> _To be done_
Repeat the material exactly, leaving nothing out.

> _Data shown_
— start —

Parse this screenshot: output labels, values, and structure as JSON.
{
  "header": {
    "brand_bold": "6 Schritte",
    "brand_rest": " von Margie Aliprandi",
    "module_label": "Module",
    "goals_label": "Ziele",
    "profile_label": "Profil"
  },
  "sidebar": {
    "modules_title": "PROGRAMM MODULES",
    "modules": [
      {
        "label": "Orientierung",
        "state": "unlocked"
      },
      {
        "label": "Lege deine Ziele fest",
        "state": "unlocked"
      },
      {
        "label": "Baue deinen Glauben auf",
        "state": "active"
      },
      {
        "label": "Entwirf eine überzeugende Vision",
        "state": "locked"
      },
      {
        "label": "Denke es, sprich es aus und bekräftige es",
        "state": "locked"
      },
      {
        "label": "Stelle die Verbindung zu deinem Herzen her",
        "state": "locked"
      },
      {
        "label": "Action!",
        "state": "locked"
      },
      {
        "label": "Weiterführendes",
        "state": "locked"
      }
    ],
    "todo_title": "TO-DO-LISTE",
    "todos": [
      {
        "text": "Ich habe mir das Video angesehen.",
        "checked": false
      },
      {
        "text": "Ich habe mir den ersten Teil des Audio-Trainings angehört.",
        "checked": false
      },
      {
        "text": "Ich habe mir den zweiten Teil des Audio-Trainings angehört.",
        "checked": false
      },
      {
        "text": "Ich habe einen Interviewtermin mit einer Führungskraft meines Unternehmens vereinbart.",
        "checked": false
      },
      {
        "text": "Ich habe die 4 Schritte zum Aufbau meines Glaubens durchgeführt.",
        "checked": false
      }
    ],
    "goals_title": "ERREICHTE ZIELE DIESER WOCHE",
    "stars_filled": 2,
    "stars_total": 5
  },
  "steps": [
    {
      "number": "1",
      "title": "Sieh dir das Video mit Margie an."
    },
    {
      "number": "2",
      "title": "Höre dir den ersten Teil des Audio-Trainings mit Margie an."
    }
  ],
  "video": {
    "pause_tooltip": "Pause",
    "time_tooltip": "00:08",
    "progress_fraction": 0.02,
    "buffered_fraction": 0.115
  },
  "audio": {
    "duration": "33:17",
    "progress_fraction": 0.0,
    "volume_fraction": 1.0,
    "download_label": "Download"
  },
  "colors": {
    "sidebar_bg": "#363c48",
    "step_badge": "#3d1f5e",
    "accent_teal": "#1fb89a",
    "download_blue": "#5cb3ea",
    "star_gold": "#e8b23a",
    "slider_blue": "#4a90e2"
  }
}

— end —

> _Answer to this problem_
Parse this screenshot: output labels, values, and structure as JSON.
{
  "header": {
    "brand_bold": "6 Schritte",
    "brand_rest": " von Margie Aliprandi",
    "module_label": "Module",
    "goals_label": "Ziele",
    "profile_label": "Profil"
  },
  "sidebar": {
    "modules_title": "PROGRAMM MODULES",
    "modules": [
      {
        "label": "Orientierung",
        "state": "unlocked"
      },
      {
        "label": "Lege deine Ziele fest",
        "state": "unlocked"
      },
      {
        "label": "Baue deinen Glauben auf",
        "state": "active"
      },
      {
        "label": "Entwirf eine überzeugende Vision",
        "state": "locked"
      },
      {
        "label": "Denke es, sprich es aus und bekräftige es",
        "state": "locked"
      },
      {
        "label": "Stelle die Verbindung zu deinem Herzen her",
        "state": "locked"
      },
      {
        "label": "Action!",
        "state": "locked"
      },
      {
        "label": "Weiterführendes",
        "state": "locked"
      }
    ],
    "todo_title": "TO-DO-LISTE",
    "todos": [
      {
        "text": "Ich habe mir das Video angesehen.",
        "checked": false
      },
      {
        "text": "Ich habe mir den ersten Teil des Audio-Trainings angehört.",
        "checked": false
      },
      {
        "text": "Ich habe mir den zweiten Teil des Audio-Trainings angehört.",
        "checked": false
      },
      {
        "text": "Ich habe einen Interviewtermin mit einer Führungskraft meines Unternehmens vereinbart.",
        "checked": false
      },
      {
        "text": "Ich habe die 4 Schritte zum Aufbau meines Glaubens durchgeführt.",
        "checked": false
      }
    ],
    "goals_title": "ERREICHTE ZIELE DIESER WOCHE",
    "stars_filled": 2,
    "stars_total": 5
  },
  "steps": [
    {
      "number": "1",
      "title": "Sieh dir das Video mit Margie an."
    },
    {
      "number": "2",
      "title": "Höre dir den ersten Teil des Audio-Trainings mit Margie an."
    }
  ],
  "video": {
    "pause_tooltip": "Pause",
    "time_tooltip": "00:08",
    "progress_fraction": 0.02,
    "buffered_fraction": 0.115
  },
  "audio": {
    "duration": "33:17",
    "progress_fraction": 0.0,
    "volume_fraction": 1.0,
    "download_label": "Download"
  },
  "colors": {
    "sidebar_bg": "#363c48",
    "step_badge": "#3d1f5e",
    "accent_teal": "#1fb89a",
    "download_blue": "#5cb3ea",
    "star_gold": "#e8b23a",
    "slider_blue": "#4a90e2"
  }
}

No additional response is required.